■ GIVEN TASK
Can you transcribe the data exactly? Leave the pictures out.

------------------------------

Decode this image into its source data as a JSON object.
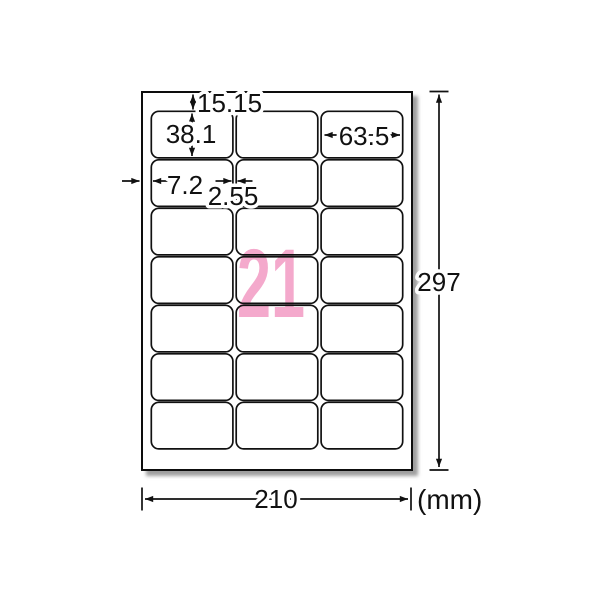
{
  "diagram": {
    "description": "A4 label sheet dimension diagram, 21 labels (3 columns x 7 rows)",
    "unit": "(mm)",
    "big_count": "21",
    "sheet": {
      "columns": 3,
      "rows": 7
    },
    "dims": {
      "top_margin": "15.15",
      "label_height": "38.1",
      "label_width": "63.5",
      "side_margin": "7.2",
      "column_gap": "2.55",
      "sheet_width": "210",
      "sheet_height": "297"
    },
    "colors": {
      "count_pink": "#F4A9CC",
      "line": "#111111",
      "paper": "#ffffff",
      "shadow": "#8d8d8d"
    }
  }
}
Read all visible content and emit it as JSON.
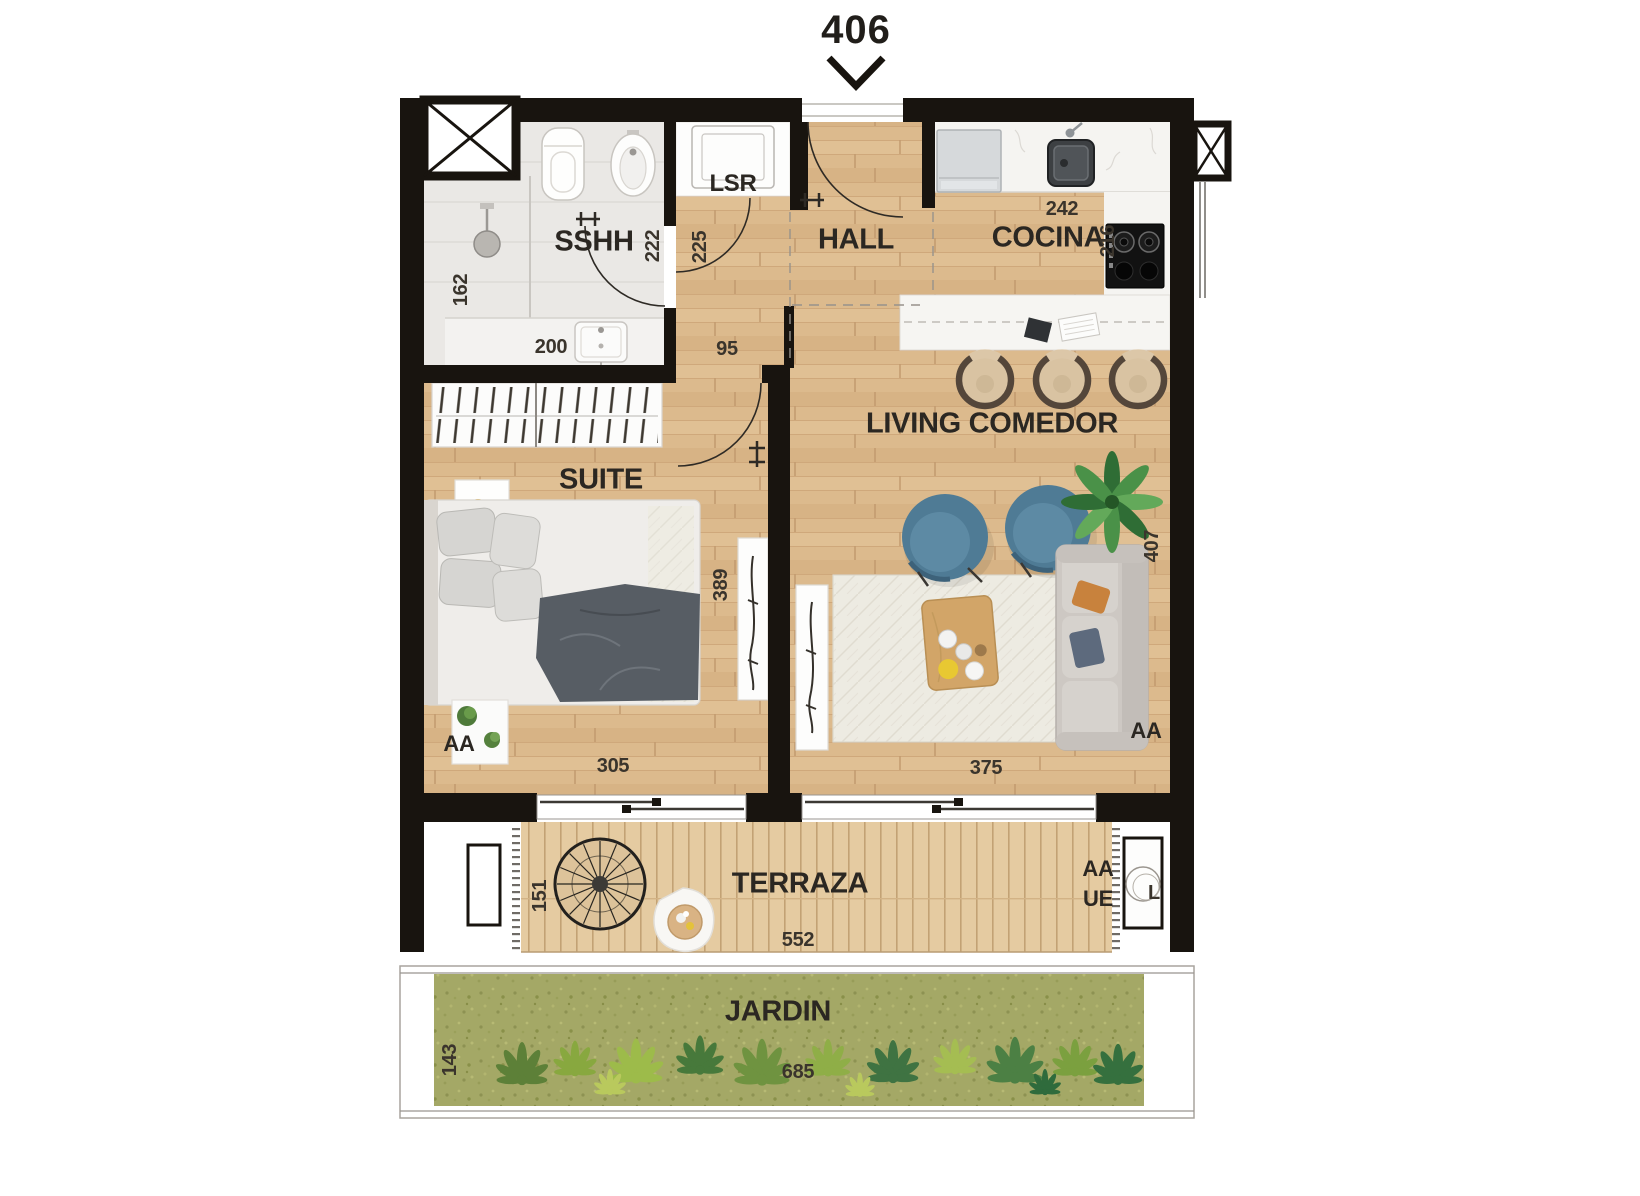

------------------------------

■ PROBLEM SOLUTION
Decode this image into its source data as a JSON object.
{
  "diagram": {
    "description": "A4 label sheet dimension diagram, 21 labels (3 columns x 7 rows)",
    "unit": "(mm)",
    "big_count": "21",
    "sheet": {
      "columns": 3,
      "rows": 7
    },
    "dims": {
      "top_margin": "15.15",
      "label_height": "38.1",
      "label_width": "63.5",
      "side_margin": "7.2",
      "column_gap": "2.55",
      "sheet_width": "210",
      "sheet_height": "297"
    },
    "colors": {
      "count_pink": "#F4A9CC",
      "line": "#111111",
      "paper": "#ffffff",
      "shadow": "#8d8d8d"
    }
  }
}
Read all visible content and emit it as JSON.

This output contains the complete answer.